• PROVIDED MATERIAL
-*-

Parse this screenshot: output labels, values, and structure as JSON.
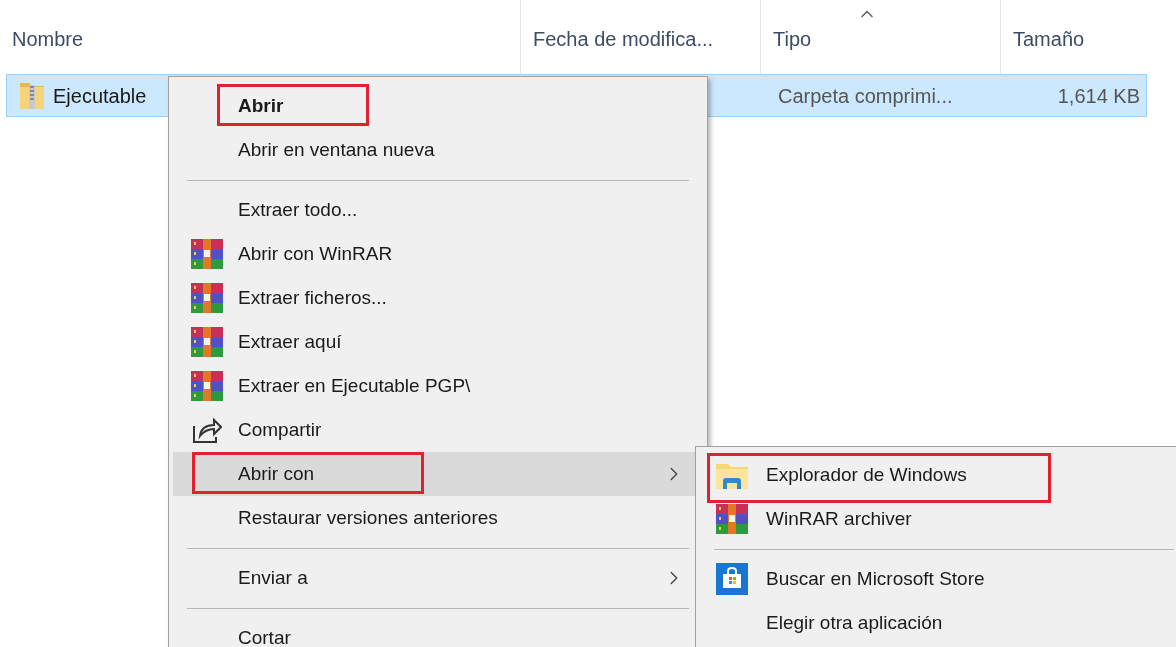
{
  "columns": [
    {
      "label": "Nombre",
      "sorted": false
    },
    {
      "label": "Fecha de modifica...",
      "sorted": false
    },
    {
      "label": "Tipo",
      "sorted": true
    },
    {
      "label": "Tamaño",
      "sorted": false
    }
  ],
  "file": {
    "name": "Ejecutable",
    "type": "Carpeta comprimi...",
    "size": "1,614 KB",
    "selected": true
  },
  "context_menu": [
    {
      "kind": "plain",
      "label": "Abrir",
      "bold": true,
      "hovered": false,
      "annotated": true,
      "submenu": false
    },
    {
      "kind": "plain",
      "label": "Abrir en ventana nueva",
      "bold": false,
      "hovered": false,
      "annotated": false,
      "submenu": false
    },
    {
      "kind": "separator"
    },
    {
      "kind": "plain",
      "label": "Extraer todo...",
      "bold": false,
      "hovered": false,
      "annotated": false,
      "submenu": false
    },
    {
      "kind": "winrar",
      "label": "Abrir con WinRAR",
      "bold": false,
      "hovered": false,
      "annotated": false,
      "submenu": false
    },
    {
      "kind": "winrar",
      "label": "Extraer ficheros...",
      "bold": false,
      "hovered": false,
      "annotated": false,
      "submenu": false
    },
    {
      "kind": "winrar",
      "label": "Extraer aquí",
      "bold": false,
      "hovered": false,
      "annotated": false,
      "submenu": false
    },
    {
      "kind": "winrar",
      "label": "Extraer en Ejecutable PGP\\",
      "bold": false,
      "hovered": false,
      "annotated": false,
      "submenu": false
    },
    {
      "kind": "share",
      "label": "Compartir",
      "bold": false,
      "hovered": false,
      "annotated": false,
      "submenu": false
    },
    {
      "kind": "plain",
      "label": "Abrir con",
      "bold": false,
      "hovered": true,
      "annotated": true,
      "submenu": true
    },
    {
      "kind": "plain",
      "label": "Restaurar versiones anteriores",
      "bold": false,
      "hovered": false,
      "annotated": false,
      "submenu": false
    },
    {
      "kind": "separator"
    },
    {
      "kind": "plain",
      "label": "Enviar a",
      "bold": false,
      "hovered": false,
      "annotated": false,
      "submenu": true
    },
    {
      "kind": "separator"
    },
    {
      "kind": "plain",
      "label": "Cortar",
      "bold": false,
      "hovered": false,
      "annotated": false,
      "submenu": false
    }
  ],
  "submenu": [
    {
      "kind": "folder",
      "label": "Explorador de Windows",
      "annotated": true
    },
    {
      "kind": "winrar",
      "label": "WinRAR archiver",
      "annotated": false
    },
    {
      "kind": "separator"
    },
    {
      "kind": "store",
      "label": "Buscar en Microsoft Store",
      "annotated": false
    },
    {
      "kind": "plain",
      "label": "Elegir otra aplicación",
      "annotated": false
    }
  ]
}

-*-

• WRITTEN REQUEST
Identify all lines where the word "Abrir" shows up. Copy them.

• THE REPLY
      "label": "Abrir",
      "label": "Abrir en ventana nueva",
      "label": "Abrir con WinRAR",
      "label": "Abrir con",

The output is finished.